Stored entries:
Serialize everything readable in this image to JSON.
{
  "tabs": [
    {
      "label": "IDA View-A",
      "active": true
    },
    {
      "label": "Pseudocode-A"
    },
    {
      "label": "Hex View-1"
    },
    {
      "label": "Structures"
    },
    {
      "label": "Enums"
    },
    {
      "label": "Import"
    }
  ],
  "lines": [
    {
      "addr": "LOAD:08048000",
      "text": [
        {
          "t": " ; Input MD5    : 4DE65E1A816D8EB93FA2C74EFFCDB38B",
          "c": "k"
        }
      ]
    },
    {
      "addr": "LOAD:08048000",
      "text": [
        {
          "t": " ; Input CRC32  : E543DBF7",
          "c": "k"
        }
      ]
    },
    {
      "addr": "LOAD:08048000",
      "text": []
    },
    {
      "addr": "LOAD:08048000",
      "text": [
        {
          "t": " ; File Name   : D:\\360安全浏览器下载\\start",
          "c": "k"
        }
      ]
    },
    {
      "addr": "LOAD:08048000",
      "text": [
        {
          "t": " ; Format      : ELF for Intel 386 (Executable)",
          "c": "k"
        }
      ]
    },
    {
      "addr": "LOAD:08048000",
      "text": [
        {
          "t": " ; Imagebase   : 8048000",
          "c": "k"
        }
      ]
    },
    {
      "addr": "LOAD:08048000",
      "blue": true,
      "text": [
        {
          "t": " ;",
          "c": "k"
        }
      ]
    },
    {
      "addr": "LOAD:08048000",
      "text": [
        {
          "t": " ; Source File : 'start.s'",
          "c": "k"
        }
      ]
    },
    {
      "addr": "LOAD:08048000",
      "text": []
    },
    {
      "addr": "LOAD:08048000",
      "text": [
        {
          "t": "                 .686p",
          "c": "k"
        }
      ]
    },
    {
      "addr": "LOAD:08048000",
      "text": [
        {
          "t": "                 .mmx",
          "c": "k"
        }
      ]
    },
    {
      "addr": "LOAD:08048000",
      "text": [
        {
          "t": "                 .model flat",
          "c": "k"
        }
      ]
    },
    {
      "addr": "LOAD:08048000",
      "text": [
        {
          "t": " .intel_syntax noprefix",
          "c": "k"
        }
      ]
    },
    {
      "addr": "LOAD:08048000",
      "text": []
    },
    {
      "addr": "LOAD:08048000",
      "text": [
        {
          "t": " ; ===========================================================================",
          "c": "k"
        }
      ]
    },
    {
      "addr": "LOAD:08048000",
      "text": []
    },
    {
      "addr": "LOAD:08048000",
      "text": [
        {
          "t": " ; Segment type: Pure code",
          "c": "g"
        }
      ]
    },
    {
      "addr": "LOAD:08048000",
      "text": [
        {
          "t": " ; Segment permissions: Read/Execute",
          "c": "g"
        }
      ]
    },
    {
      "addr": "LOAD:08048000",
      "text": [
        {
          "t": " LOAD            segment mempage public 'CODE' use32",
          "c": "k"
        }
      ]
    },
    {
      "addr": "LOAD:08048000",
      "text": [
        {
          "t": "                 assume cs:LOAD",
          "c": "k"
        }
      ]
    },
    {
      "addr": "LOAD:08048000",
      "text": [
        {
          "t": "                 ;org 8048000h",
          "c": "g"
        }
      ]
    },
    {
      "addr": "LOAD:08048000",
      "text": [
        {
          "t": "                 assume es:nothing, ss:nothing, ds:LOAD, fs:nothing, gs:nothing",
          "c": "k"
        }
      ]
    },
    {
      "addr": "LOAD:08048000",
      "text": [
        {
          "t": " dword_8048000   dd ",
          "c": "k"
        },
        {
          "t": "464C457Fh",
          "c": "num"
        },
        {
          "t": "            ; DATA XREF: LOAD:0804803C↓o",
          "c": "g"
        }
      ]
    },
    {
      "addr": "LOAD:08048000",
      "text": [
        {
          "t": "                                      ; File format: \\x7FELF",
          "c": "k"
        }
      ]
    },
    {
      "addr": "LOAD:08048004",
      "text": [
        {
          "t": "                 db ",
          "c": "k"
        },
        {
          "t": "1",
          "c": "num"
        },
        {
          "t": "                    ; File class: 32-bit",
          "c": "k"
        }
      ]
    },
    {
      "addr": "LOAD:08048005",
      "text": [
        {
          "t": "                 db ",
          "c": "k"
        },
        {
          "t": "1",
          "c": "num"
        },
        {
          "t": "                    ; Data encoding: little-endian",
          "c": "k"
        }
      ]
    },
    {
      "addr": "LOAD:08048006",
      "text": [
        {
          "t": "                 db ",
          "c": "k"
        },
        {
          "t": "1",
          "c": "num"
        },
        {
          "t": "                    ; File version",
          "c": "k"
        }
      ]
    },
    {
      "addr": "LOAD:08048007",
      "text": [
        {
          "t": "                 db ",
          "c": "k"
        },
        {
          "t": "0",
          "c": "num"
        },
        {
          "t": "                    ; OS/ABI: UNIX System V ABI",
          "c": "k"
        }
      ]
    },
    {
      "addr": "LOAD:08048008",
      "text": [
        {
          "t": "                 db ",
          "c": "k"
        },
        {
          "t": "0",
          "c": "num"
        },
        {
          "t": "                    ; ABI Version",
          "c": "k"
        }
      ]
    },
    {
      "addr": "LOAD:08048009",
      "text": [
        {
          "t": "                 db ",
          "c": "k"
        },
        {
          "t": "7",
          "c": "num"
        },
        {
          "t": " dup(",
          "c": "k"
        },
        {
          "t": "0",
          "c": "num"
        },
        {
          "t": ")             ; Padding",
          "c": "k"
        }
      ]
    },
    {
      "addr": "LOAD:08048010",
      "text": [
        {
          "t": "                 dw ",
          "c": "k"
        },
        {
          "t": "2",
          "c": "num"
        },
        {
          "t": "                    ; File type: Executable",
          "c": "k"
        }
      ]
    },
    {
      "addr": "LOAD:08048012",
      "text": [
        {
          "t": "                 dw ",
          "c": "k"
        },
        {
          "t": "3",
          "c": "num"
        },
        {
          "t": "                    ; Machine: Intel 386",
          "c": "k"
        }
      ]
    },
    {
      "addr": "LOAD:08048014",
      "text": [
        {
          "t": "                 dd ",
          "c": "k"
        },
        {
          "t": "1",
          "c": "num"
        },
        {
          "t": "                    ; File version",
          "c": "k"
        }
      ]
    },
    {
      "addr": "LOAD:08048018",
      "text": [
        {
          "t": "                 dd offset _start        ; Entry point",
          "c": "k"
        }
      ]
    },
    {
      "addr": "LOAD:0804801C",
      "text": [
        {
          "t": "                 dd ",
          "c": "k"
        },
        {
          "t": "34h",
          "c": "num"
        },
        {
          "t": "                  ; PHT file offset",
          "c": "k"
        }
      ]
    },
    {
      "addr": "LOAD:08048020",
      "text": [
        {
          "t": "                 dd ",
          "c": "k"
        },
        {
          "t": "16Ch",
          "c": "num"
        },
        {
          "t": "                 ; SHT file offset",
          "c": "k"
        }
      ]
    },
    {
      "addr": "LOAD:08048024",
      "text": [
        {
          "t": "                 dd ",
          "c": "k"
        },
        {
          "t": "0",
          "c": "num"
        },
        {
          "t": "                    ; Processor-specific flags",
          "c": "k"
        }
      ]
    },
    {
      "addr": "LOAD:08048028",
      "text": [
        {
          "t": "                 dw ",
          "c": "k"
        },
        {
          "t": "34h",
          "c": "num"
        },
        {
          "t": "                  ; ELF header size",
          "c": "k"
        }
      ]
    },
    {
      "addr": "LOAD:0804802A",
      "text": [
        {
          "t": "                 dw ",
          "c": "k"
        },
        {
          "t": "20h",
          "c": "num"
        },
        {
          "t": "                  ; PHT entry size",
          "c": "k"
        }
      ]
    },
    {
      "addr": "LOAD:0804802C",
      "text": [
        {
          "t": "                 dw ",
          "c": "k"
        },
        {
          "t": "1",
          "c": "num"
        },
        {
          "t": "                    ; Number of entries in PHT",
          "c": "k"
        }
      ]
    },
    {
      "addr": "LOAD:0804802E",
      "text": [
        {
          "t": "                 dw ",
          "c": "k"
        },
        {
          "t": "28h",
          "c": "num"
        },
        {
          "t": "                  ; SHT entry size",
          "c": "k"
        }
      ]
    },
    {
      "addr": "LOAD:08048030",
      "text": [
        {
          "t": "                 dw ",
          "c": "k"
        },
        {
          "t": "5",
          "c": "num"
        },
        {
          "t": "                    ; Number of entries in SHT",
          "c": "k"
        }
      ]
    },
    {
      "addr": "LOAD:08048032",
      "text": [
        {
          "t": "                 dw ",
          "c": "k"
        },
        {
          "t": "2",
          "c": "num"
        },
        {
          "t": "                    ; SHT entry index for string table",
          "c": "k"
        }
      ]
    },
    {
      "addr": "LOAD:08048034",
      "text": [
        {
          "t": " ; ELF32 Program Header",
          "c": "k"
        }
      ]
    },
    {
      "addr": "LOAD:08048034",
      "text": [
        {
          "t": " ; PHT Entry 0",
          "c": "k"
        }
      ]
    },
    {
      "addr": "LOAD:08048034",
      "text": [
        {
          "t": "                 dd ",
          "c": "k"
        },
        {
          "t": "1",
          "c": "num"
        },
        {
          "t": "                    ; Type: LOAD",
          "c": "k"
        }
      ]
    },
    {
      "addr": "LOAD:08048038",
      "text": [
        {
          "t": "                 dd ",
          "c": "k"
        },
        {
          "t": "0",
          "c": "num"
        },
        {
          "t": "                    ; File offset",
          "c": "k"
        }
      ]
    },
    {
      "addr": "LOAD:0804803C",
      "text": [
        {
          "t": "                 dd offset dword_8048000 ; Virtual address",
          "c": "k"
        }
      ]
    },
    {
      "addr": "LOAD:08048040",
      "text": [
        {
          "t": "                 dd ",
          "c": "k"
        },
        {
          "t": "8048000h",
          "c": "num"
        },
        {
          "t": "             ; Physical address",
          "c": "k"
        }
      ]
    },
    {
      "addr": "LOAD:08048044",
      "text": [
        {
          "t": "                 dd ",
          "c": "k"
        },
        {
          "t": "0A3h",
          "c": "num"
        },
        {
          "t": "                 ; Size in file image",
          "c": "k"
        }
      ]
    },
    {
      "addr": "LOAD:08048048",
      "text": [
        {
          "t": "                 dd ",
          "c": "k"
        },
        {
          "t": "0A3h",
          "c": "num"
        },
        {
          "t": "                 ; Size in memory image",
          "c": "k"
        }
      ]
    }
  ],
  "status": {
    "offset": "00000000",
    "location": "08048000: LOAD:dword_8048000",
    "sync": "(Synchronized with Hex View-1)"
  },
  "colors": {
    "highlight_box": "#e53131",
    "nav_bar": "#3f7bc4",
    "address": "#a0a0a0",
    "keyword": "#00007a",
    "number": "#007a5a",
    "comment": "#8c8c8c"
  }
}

- [Task description]: Filter the data, keeping only the lines that contain "Executable".

- [Correct result]:
          "t": " ; Format      : ELF for Intel 386 (Executable)",
          "t": "                    ; File type: Executable",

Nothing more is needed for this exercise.